** Stated problem **
Starting at the line that contains "Give me a plain-text", copy each line through the end of the listing below. Include both ends and output nothing more.

** Supplied records **
┄┄┄┄┄┄┄┄┄┄

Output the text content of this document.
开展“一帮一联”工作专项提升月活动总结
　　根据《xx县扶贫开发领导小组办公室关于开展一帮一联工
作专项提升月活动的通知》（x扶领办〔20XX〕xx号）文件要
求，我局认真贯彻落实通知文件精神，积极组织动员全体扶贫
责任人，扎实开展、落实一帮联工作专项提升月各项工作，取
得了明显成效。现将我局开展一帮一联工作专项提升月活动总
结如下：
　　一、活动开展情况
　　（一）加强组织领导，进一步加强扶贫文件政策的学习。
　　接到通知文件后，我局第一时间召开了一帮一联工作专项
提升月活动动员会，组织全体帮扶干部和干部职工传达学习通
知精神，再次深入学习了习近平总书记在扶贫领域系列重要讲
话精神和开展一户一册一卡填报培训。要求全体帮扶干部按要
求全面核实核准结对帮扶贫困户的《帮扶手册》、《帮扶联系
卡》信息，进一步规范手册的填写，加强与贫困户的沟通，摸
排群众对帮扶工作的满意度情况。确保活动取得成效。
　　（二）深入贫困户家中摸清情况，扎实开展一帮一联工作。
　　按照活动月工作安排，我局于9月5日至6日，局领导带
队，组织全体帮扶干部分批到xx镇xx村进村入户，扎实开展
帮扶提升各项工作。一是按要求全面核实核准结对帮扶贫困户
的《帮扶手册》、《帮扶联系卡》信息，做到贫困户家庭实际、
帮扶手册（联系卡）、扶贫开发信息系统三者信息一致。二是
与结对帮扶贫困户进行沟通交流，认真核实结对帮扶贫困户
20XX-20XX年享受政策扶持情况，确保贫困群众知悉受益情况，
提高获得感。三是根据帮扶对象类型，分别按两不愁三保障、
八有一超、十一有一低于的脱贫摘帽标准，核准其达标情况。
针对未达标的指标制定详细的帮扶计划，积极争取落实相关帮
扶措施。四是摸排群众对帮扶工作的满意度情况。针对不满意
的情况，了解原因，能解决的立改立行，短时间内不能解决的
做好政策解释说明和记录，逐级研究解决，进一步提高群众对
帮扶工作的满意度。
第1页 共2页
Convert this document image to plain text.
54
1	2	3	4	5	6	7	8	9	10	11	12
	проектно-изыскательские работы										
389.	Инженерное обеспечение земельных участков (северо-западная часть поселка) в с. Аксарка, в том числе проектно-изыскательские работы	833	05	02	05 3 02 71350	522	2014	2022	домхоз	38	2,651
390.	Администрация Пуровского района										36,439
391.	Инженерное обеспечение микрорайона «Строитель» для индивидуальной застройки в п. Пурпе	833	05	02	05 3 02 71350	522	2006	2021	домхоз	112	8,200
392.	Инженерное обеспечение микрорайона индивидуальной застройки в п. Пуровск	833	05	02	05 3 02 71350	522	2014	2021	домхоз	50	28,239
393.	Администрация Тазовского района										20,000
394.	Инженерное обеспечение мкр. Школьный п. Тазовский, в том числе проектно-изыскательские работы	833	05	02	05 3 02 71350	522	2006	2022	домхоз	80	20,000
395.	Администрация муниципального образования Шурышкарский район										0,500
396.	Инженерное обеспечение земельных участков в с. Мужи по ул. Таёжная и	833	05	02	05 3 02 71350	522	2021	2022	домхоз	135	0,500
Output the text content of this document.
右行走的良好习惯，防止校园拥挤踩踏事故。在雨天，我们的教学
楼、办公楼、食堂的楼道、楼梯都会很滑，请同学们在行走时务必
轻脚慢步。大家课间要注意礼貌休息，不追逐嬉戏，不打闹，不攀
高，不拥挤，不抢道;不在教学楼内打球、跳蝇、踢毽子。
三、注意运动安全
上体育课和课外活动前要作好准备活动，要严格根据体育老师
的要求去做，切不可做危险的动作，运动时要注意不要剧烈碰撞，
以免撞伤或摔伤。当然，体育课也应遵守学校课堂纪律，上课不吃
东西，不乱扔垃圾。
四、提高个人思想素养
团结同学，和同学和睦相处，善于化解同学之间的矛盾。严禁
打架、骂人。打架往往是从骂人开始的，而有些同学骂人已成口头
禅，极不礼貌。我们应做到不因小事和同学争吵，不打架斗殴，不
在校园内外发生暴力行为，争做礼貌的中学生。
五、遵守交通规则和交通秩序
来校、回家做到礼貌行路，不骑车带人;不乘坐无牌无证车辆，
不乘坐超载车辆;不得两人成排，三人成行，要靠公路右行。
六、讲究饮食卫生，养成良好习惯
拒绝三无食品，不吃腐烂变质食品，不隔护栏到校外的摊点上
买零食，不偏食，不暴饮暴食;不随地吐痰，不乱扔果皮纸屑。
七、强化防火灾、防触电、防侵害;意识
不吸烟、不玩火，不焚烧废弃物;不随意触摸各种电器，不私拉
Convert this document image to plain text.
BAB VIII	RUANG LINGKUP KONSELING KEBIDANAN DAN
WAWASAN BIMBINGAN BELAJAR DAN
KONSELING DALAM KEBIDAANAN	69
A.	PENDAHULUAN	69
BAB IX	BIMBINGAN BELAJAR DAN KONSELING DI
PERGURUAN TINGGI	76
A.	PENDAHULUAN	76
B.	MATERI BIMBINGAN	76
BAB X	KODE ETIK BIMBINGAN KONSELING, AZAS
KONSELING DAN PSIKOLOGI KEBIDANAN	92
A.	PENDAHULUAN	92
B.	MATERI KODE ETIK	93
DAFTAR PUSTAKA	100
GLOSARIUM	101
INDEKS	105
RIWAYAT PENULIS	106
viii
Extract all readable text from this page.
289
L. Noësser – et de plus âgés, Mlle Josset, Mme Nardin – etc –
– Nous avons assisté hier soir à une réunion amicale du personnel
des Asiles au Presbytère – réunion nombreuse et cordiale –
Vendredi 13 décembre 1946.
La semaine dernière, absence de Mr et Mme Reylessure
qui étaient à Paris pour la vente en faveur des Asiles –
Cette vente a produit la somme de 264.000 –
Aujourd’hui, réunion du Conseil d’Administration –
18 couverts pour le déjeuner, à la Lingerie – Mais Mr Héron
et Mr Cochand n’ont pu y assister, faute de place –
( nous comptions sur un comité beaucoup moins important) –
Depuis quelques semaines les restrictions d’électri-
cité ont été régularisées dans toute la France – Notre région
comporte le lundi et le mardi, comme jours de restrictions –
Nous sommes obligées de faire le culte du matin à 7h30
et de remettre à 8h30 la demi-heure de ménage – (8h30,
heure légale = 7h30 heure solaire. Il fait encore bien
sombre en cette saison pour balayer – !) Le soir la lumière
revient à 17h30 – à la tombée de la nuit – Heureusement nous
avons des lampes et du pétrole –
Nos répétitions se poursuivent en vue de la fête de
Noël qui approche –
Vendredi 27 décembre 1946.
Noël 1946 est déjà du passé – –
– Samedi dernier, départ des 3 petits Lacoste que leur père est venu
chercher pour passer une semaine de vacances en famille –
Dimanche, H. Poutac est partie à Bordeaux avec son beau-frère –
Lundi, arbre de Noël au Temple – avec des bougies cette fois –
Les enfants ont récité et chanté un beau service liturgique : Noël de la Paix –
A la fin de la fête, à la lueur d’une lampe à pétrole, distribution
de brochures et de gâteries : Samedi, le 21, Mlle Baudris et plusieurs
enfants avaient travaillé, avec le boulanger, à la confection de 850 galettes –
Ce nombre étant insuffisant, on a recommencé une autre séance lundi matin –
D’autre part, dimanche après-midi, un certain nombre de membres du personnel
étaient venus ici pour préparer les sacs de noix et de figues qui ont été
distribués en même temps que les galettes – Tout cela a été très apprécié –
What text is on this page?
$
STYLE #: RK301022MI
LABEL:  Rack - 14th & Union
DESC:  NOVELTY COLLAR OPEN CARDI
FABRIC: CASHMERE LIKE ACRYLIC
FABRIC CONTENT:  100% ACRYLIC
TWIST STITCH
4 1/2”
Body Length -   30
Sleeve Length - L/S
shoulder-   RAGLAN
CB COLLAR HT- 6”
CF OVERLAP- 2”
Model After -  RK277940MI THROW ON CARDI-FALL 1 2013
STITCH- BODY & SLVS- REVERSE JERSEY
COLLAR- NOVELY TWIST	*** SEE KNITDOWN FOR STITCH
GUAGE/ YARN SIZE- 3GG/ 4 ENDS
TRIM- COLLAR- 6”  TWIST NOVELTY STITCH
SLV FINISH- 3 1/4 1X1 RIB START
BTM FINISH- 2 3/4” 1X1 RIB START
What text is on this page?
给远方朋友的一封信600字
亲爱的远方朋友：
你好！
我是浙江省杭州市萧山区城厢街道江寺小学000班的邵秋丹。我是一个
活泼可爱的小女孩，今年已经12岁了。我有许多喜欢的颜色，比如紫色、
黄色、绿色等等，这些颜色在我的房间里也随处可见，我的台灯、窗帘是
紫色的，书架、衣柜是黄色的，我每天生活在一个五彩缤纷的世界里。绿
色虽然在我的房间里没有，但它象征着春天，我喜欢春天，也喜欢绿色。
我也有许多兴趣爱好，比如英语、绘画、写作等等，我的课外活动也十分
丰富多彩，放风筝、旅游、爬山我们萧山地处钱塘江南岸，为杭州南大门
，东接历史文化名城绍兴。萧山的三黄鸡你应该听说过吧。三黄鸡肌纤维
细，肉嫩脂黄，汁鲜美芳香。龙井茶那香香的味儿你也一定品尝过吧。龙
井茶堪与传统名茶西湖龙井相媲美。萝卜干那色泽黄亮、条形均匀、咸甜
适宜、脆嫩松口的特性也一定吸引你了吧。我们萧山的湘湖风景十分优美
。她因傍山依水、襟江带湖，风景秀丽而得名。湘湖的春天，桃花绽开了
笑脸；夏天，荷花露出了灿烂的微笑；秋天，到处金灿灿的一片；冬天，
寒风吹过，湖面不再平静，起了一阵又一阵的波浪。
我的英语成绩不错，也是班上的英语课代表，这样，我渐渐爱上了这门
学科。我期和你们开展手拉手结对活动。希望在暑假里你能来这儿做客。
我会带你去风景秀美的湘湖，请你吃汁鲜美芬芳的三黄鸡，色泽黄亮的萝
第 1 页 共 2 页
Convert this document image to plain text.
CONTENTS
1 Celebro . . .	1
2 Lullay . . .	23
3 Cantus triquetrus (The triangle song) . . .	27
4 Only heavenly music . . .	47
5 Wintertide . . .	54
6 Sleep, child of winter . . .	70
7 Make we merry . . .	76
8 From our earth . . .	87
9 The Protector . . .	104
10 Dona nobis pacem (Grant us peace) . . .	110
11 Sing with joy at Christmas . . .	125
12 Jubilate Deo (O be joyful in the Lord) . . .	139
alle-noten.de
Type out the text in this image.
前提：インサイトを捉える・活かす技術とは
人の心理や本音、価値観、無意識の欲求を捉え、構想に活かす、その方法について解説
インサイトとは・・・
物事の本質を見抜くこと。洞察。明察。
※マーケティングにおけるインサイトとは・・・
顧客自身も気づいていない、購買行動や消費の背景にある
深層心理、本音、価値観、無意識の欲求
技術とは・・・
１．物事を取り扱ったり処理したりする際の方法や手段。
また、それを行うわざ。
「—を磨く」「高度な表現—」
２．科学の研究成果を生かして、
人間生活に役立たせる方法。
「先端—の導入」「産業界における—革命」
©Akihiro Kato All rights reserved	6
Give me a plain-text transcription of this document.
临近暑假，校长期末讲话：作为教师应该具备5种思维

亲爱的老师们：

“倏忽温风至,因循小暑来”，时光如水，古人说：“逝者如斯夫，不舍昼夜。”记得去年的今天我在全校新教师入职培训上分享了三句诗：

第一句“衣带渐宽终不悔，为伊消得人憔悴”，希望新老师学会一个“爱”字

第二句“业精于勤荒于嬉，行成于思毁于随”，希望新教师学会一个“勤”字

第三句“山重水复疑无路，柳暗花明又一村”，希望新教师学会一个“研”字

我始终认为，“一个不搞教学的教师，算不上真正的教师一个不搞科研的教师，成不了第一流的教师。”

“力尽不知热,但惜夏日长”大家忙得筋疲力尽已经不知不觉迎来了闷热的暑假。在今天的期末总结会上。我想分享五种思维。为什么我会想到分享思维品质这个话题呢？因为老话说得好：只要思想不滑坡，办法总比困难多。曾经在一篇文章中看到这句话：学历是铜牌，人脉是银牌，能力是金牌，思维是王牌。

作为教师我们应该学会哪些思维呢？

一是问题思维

┄┄┄┄┄┄┄┄┄┄

** Solution below **
Give me a plain-text transcription of this document.
临近暑假，校长期末讲话：作为教师应该具备5种思维

亲爱的老师们：

“倏忽温风至,因循小暑来”，时光如水，古人说：“逝者如斯夫，不舍昼夜。”记得去年的今天我在全校新教师入职培训上分享了三句诗：

第一句“衣带渐宽终不悔，为伊消得人憔悴”，希望新老师学会一个“爱”字

第二句“业精于勤荒于嬉，行成于思毁于随”，希望新教师学会一个“勤”字

第三句“山重水复疑无路，柳暗花明又一村”，希望新教师学会一个“研”字

我始终认为，“一个不搞教学的教师，算不上真正的教师一个不搞科研的教师，成不了第一流的教师。”

“力尽不知热,但惜夏日长”大家忙得筋疲力尽已经不知不觉迎来了闷热的暑假。在今天的期末总结会上。我想分享五种思维。为什么我会想到分享思维品质这个话题呢？因为老话说得好：只要思想不滑坡，办法总比困难多。曾经在一篇文章中看到这句话：学历是铜牌，人脉是银牌，能力是金牌，思维是王牌。

作为教师我们应该学会哪些思维呢？

一是问题思维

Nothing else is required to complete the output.